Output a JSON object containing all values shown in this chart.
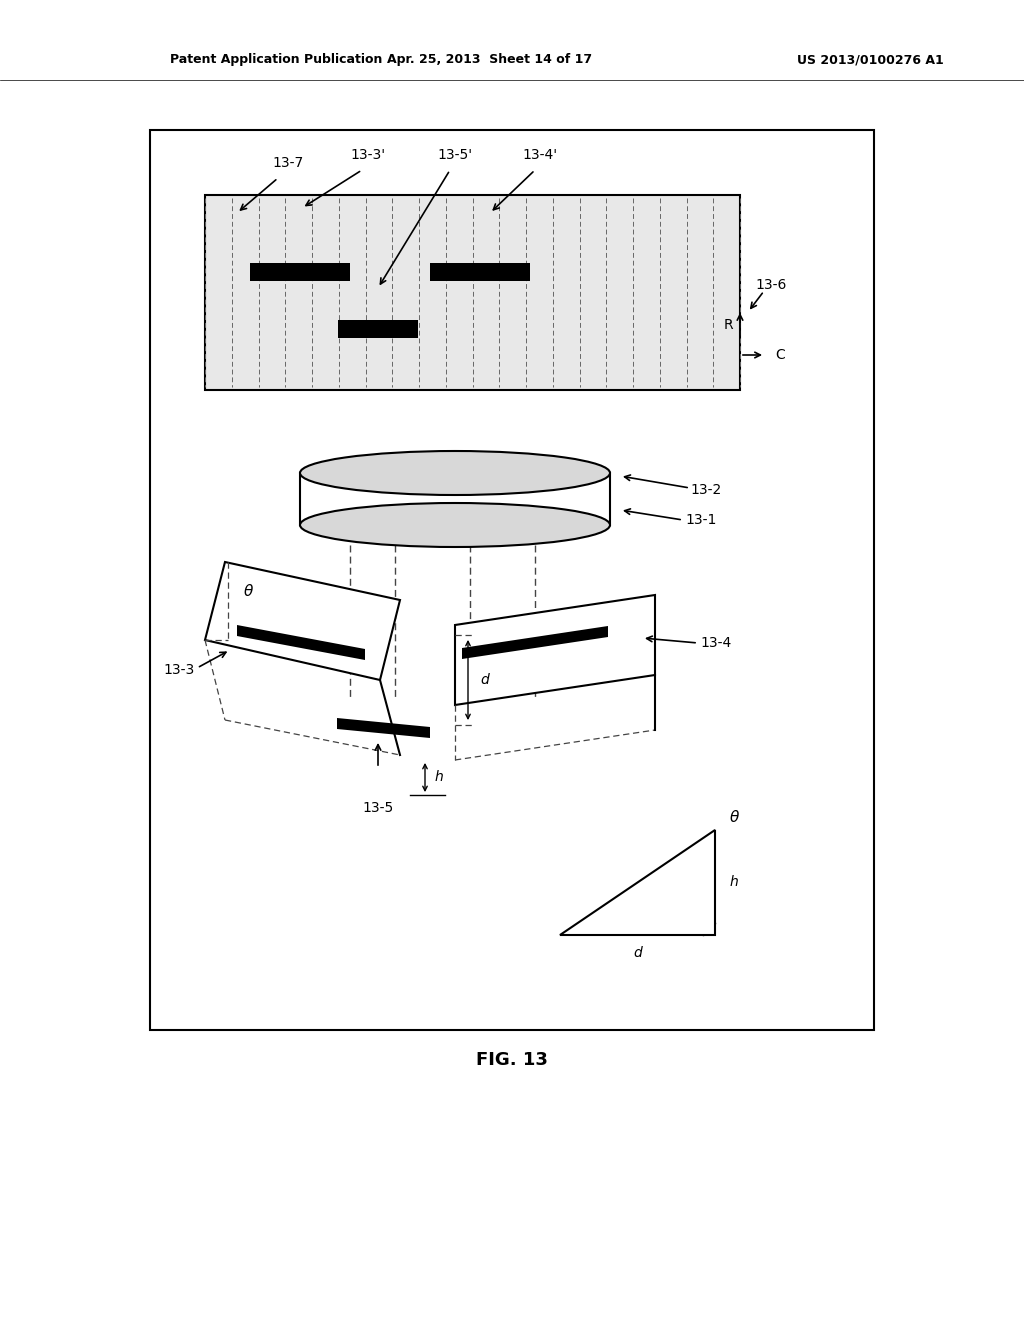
{
  "bg_color": "#ffffff",
  "fig_label": "FIG. 13",
  "header_left": "Patent Application Publication",
  "header_mid": "Apr. 25, 2013  Sheet 14 of 17",
  "header_right": "US 2013/0100276 A1"
}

- - -

Work required: Your task is to repeat the material above exactly, without its pictures.

Written response:
Output a JSON object containing all values shown in this chart.
{
  "bg_color": "#ffffff",
  "fig_label": "FIG. 13",
  "header_left": "Patent Application Publication",
  "header_mid": "Apr. 25, 2013  Sheet 14 of 17",
  "header_right": "US 2013/0100276 A1"
}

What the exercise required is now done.